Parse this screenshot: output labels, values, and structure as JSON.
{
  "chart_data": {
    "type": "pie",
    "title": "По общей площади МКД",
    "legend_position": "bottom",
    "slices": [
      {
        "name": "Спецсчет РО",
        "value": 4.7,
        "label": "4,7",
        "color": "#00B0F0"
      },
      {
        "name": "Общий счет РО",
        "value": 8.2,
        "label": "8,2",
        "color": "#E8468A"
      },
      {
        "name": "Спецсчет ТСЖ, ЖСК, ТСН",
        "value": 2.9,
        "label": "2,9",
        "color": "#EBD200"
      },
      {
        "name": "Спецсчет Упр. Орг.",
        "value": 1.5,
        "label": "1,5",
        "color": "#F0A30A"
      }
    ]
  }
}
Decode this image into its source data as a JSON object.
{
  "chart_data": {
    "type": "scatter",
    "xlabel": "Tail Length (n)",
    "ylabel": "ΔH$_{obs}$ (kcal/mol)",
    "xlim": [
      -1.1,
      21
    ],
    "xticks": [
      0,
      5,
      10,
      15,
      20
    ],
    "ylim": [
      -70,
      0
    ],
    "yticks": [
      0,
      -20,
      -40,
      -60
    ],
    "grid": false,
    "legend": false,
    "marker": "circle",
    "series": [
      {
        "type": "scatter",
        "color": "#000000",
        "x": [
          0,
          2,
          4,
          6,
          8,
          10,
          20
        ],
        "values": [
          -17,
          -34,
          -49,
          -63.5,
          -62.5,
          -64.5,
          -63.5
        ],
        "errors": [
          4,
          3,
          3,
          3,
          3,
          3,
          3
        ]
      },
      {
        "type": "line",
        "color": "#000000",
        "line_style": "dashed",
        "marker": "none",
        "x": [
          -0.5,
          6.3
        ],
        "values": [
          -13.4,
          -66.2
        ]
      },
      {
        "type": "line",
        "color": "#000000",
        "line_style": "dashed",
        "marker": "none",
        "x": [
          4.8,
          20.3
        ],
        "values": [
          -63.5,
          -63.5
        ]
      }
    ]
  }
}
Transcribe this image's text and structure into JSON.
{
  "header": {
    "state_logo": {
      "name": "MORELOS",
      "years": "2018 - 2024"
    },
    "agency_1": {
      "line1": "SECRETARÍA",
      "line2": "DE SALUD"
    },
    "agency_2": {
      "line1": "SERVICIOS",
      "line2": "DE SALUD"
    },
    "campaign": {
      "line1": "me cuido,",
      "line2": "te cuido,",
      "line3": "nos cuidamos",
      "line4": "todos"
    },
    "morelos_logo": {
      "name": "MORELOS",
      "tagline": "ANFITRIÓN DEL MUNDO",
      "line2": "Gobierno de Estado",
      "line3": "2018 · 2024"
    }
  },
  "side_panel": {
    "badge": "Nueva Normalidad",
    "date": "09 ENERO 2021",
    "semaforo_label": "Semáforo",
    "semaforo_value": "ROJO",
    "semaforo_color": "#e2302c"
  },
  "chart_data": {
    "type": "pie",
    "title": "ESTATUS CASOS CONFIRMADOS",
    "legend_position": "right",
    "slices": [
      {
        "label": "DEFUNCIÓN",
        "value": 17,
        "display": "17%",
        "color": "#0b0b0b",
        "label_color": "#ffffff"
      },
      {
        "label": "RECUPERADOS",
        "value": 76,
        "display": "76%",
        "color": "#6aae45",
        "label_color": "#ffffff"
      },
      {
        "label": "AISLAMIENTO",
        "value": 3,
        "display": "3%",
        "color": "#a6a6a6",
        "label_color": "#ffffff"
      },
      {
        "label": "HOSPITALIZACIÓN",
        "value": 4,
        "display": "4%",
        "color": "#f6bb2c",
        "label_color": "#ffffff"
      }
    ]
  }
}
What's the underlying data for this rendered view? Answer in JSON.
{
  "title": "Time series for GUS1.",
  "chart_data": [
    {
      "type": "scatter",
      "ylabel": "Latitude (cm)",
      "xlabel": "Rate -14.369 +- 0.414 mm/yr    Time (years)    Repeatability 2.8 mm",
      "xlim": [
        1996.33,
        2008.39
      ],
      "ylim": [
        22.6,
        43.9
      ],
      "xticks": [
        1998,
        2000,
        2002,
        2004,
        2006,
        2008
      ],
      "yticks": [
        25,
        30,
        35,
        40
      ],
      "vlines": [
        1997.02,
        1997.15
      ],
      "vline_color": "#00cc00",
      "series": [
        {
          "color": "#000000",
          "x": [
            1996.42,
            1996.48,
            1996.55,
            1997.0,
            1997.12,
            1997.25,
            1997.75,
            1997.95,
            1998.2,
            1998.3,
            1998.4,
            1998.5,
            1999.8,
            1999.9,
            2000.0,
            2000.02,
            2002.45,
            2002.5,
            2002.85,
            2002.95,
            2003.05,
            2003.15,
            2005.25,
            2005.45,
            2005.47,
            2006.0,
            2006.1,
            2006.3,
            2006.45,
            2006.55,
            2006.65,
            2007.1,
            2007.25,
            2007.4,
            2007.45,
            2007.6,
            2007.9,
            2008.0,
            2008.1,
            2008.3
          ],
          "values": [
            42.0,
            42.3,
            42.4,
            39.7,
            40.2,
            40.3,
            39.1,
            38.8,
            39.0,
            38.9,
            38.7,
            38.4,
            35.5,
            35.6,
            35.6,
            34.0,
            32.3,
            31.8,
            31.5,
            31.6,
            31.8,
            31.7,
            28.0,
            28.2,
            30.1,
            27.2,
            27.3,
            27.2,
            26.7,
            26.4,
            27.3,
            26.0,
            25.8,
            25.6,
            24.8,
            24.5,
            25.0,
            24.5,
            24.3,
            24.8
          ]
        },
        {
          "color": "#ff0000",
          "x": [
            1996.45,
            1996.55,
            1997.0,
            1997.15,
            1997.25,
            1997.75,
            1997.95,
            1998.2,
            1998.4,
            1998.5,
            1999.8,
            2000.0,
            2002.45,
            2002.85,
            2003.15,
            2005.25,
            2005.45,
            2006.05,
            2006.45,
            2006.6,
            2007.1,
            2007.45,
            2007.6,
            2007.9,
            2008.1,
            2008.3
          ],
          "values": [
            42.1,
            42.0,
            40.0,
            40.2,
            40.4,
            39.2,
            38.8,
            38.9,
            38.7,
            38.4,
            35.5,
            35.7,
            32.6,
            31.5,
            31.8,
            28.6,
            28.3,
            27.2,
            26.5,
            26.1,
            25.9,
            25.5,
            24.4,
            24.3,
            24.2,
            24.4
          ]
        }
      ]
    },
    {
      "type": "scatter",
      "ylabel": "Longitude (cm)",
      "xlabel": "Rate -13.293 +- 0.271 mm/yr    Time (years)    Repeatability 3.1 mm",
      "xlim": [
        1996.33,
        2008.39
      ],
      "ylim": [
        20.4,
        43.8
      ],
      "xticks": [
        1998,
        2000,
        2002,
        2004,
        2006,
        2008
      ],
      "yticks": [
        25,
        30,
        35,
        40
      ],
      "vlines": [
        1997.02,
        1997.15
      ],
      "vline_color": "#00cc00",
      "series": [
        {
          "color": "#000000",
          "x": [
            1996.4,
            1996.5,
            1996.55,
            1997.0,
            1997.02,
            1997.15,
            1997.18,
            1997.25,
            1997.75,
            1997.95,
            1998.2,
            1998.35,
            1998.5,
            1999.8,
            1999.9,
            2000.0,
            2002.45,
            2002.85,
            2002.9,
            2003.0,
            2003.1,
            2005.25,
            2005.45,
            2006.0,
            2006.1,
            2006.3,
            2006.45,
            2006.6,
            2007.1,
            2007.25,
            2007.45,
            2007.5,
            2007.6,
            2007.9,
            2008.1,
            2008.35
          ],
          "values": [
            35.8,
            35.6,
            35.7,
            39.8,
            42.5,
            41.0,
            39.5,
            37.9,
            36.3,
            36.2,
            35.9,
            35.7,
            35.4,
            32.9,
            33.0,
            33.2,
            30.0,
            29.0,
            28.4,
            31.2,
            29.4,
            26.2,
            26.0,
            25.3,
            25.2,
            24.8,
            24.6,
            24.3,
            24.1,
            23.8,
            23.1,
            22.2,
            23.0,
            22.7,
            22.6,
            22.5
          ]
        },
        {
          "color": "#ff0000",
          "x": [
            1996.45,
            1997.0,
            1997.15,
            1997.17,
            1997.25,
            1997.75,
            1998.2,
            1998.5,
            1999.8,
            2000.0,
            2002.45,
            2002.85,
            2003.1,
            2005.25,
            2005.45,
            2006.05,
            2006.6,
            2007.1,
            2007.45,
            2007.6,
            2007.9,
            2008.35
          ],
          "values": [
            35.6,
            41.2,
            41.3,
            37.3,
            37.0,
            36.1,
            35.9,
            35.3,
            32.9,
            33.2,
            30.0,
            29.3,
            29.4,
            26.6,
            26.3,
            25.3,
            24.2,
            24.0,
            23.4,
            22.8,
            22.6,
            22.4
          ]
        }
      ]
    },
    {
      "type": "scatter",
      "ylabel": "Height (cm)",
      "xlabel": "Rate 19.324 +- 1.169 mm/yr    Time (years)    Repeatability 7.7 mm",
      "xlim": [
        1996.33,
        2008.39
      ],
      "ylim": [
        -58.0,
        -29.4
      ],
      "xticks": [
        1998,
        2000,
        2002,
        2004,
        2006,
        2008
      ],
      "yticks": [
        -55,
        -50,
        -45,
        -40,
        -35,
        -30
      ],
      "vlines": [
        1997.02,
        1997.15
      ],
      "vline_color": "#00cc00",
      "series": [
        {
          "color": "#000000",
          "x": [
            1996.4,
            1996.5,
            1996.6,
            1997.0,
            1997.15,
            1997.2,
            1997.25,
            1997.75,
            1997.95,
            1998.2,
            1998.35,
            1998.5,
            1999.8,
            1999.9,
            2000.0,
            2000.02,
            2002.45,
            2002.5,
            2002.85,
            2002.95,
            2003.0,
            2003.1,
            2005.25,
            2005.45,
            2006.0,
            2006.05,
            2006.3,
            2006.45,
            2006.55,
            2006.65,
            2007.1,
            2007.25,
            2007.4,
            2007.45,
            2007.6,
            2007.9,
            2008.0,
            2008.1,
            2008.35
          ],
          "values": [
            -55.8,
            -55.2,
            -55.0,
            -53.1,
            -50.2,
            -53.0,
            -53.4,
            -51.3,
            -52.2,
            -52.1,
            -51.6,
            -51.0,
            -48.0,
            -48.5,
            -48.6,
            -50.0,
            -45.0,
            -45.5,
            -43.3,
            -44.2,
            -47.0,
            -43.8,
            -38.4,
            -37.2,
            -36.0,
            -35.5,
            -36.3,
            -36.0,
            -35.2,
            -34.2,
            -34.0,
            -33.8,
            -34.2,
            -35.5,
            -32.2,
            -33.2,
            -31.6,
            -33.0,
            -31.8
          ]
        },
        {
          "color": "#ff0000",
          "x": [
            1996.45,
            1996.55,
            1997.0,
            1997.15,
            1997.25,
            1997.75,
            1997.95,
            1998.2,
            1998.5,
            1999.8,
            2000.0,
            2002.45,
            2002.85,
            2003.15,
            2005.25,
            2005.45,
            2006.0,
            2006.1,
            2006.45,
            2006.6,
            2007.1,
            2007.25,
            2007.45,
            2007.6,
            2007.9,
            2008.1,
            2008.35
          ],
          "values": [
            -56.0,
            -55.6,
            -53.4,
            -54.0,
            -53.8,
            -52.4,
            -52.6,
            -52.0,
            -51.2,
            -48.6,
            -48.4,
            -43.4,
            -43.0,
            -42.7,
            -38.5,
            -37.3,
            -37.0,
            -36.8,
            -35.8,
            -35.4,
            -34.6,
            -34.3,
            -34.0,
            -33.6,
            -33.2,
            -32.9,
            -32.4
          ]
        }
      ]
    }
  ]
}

────────────────────

Among the lines above, determine how many hold the word "JSON"; report the figure alone.

# Task response
4